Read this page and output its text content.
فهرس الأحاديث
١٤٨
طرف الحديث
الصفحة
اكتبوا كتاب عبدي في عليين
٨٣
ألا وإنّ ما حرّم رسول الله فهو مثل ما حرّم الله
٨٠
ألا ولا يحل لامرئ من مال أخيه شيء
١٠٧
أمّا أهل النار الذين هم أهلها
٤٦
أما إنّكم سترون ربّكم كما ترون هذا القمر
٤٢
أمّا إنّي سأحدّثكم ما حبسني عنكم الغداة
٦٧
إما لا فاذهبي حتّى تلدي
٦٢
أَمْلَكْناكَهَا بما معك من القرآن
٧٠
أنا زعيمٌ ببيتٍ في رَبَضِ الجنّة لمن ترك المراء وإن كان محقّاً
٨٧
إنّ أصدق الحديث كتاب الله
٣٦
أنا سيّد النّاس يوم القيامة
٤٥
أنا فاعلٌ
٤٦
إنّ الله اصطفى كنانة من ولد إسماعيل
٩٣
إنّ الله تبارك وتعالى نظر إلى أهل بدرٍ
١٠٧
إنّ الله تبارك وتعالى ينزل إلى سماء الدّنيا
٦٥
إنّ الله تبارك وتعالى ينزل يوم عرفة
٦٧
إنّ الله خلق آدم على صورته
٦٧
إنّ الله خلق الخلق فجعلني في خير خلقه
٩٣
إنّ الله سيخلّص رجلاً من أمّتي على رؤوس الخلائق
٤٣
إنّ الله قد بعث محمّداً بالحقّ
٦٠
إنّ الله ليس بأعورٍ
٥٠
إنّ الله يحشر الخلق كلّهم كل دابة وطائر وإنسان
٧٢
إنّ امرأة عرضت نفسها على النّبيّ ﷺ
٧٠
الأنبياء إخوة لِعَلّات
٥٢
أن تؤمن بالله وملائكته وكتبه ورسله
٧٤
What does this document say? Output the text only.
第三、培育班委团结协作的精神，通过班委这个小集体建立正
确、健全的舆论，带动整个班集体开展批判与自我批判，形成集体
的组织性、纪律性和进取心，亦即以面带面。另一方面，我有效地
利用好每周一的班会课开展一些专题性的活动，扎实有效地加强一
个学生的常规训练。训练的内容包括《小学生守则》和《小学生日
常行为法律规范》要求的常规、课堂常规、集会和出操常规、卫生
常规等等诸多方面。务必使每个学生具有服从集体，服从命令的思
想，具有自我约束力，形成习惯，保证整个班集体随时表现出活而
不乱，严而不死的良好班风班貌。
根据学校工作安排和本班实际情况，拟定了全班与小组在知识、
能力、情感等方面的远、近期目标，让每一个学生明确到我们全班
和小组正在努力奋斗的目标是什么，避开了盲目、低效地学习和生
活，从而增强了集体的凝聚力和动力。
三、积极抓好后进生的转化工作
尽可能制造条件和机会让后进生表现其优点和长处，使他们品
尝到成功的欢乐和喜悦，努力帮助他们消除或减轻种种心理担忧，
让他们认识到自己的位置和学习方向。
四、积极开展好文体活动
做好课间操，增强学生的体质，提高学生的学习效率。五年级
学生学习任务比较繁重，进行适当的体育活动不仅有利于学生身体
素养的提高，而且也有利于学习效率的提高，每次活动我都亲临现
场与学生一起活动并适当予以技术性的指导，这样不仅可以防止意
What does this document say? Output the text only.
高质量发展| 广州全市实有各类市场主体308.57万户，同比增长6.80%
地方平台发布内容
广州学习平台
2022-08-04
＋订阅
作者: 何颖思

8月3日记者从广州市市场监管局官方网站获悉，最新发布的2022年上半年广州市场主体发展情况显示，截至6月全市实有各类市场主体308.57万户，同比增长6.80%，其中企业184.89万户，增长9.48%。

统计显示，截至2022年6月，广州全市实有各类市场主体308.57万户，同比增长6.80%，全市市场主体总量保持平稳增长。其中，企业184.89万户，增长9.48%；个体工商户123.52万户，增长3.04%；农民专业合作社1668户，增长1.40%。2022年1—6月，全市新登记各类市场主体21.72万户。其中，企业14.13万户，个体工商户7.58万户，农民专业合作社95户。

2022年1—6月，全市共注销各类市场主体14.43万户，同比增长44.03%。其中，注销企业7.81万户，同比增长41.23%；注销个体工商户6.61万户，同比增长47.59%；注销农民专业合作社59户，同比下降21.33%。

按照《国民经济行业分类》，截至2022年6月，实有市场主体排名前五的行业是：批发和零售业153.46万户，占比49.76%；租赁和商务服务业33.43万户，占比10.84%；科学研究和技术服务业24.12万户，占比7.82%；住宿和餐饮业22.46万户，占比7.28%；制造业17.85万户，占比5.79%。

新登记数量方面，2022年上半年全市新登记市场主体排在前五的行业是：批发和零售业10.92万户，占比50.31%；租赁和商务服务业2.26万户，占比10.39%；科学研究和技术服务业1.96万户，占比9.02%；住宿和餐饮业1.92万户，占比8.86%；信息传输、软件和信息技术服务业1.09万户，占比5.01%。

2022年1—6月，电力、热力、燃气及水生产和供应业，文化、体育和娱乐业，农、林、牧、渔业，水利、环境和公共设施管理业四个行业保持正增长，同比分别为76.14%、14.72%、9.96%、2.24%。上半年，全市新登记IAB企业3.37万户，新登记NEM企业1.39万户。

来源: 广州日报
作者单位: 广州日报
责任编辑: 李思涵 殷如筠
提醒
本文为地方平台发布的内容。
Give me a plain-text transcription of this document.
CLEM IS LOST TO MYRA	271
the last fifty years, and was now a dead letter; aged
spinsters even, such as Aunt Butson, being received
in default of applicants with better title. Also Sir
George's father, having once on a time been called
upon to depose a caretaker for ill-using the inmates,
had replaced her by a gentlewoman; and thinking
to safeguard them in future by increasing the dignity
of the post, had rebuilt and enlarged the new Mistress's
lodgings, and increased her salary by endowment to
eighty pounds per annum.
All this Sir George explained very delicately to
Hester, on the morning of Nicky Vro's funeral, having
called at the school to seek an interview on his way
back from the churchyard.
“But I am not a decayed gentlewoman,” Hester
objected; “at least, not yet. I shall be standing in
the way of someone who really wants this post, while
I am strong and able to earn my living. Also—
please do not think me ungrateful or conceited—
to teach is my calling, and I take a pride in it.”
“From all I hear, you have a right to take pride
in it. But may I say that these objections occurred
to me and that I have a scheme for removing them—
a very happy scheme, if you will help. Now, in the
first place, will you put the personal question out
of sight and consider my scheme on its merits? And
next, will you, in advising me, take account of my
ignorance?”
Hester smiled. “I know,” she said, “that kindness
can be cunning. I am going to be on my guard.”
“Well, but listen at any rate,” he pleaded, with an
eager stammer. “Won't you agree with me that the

◆ Task objective
Retype all of the material, keeping each line exact.

◆ Answer to this problem
Read this page and output its text content.
فهرس الأحاديث
١٤٨
طرف الحديث
الصفحة
اكتبوا كتاب عبدي في عليين
٨٣
ألا وإنّ ما حرّم رسول الله فهو مثل ما حرّم الله
٨٠
ألا ولا يحل لامرئ من مال أخيه شيء
١٠٧
أمّا أهل النار الذين هم أهلها
٤٦
أما إنّكم سترون ربّكم كما ترون هذا القمر
٤٢
أمّا إنّي سأحدّثكم ما حبسني عنكم الغداة
٦٧
إما لا فاذهبي حتّى تلدي
٦٢
أَمْلَكْناكَهَا بما معك من القرآن
٧٠
أنا زعيمٌ ببيتٍ في رَبَضِ الجنّة لمن ترك المراء وإن كان محقّاً
٨٧
إنّ أصدق الحديث كتاب الله
٣٦
أنا سيّد النّاس يوم القيامة
٤٥
أنا فاعلٌ
٤٦
إنّ الله اصطفى كنانة من ولد إسماعيل
٩٣
إنّ الله تبارك وتعالى نظر إلى أهل بدرٍ
١٠٧
إنّ الله تبارك وتعالى ينزل إلى سماء الدّنيا
٦٥
إنّ الله تبارك وتعالى ينزل يوم عرفة
٦٧
إنّ الله خلق آدم على صورته
٦٧
إنّ الله خلق الخلق فجعلني في خير خلقه
٩٣
إنّ الله سيخلّص رجلاً من أمّتي على رؤوس الخلائق
٤٣
إنّ الله قد بعث محمّداً بالحقّ
٦٠
إنّ الله ليس بأعورٍ
٥٠
إنّ الله يحشر الخلق كلّهم كل دابة وطائر وإنسان
٧٢
إنّ امرأة عرضت نفسها على النّبيّ ﷺ
٧٠
الأنبياء إخوة لِعَلّات
٥٢
أن تؤمن بالله وملائكته وكتبه ورسله
٧٤
What does this document say? Output the text only.
第三、培育班委团结协作的精神，通过班委这个小集体建立正
确、健全的舆论，带动整个班集体开展批判与自我批判，形成集体
的组织性、纪律性和进取心，亦即以面带面。另一方面，我有效地
利用好每周一的班会课开展一些专题性的活动，扎实有效地加强一
个学生的常规训练。训练的内容包括《小学生守则》和《小学生日
常行为法律规范》要求的常规、课堂常规、集会和出操常规、卫生
常规等等诸多方面。务必使每个学生具有服从集体，服从命令的思
想，具有自我约束力，形成习惯，保证整个班集体随时表现出活而
不乱，严而不死的良好班风班貌。
根据学校工作安排和本班实际情况，拟定了全班与小组在知识、
能力、情感等方面的远、近期目标，让每一个学生明确到我们全班
和小组正在努力奋斗的目标是什么，避开了盲目、低效地学习和生
活，从而增强了集体的凝聚力和动力。
三、积极抓好后进生的转化工作
尽可能制造条件和机会让后进生表现其优点和长处，使他们品
尝到成功的欢乐和喜悦，努力帮助他们消除或减轻种种心理担忧，
让他们认识到自己的位置和学习方向。
四、积极开展好文体活动
做好课间操，增强学生的体质，提高学生的学习效率。五年级
学生学习任务比较繁重，进行适当的体育活动不仅有利于学生身体
素养的提高，而且也有利于学习效率的提高，每次活动我都亲临现
场与学生一起活动并适当予以技术性的指导，这样不仅可以防止意
What does this document say? Output the text only.
高质量发展| 广州全市实有各类市场主体308.57万户，同比增长6.80%
地方平台发布内容
广州学习平台
2022-08-04
＋订阅
作者: 何颖思

8月3日记者从广州市市场监管局官方网站获悉，最新发布的2022年上半年广州市场主体发展情况显示，截至6月全市实有各类市场主体308.57万户，同比增长6.80%，其中企业184.89万户，增长9.48%。

统计显示，截至2022年6月，广州全市实有各类市场主体308.57万户，同比增长6.80%，全市市场主体总量保持平稳增长。其中，企业184.89万户，增长9.48%；个体工商户123.52万户，增长3.04%；农民专业合作社1668户，增长1.40%。2022年1—6月，全市新登记各类市场主体21.72万户。其中，企业14.13万户，个体工商户7.58万户，农民专业合作社95户。

2022年1—6月，全市共注销各类市场主体14.43万户，同比增长44.03%。其中，注销企业7.81万户，同比增长41.23%；注销个体工商户6.61万户，同比增长47.59%；注销农民专业合作社59户，同比下降21.33%。

按照《国民经济行业分类》，截至2022年6月，实有市场主体排名前五的行业是：批发和零售业153.46万户，占比49.76%；租赁和商务服务业33.43万户，占比10.84%；科学研究和技术服务业24.12万户，占比7.82%；住宿和餐饮业22.46万户，占比7.28%；制造业17.85万户，占比5.79%。

新登记数量方面，2022年上半年全市新登记市场主体排在前五的行业是：批发和零售业10.92万户，占比50.31%；租赁和商务服务业2.26万户，占比10.39%；科学研究和技术服务业1.96万户，占比9.02%；住宿和餐饮业1.92万户，占比8.86%；信息传输、软件和信息技术服务业1.09万户，占比5.01%。

2022年1—6月，电力、热力、燃气及水生产和供应业，文化、体育和娱乐业，农、林、牧、渔业，水利、环境和公共设施管理业四个行业保持正增长，同比分别为76.14%、14.72%、9.96%、2.24%。上半年，全市新登记IAB企业3.37万户，新登记NEM企业1.39万户。

来源: 广州日报
作者单位: 广州日报
责任编辑: 李思涵 殷如筠
提醒
本文为地方平台发布的内容。
Give me a plain-text transcription of this document.
CLEM IS LOST TO MYRA	271
the last fifty years, and was now a dead letter; aged
spinsters even, such as Aunt Butson, being received
in default of applicants with better title. Also Sir
George's father, having once on a time been called
upon to depose a caretaker for ill-using the inmates,
had replaced her by a gentlewoman; and thinking
to safeguard them in future by increasing the dignity
of the post, had rebuilt and enlarged the new Mistress's
lodgings, and increased her salary by endowment to
eighty pounds per annum.
All this Sir George explained very delicately to
Hester, on the morning of Nicky Vro's funeral, having
called at the school to seek an interview on his way
back from the churchyard.
“But I am not a decayed gentlewoman,” Hester
objected; “at least, not yet. I shall be standing in
the way of someone who really wants this post, while
I am strong and able to earn my living. Also—
please do not think me ungrateful or conceited—
to teach is my calling, and I take a pride in it.”
“From all I hear, you have a right to take pride
in it. But may I say that these objections occurred
to me and that I have a scheme for removing them—
a very happy scheme, if you will help. Now, in the
first place, will you put the personal question out
of sight and consider my scheme on its merits? And
next, will you, in advising me, take account of my
ignorance?”
Hester smiled. “I know,” she said, “that kindness
can be cunning. I am going to be on my guard.”
“Well, but listen at any rate,” he pleaded, with an
eager stammer. “Won't you agree with me that the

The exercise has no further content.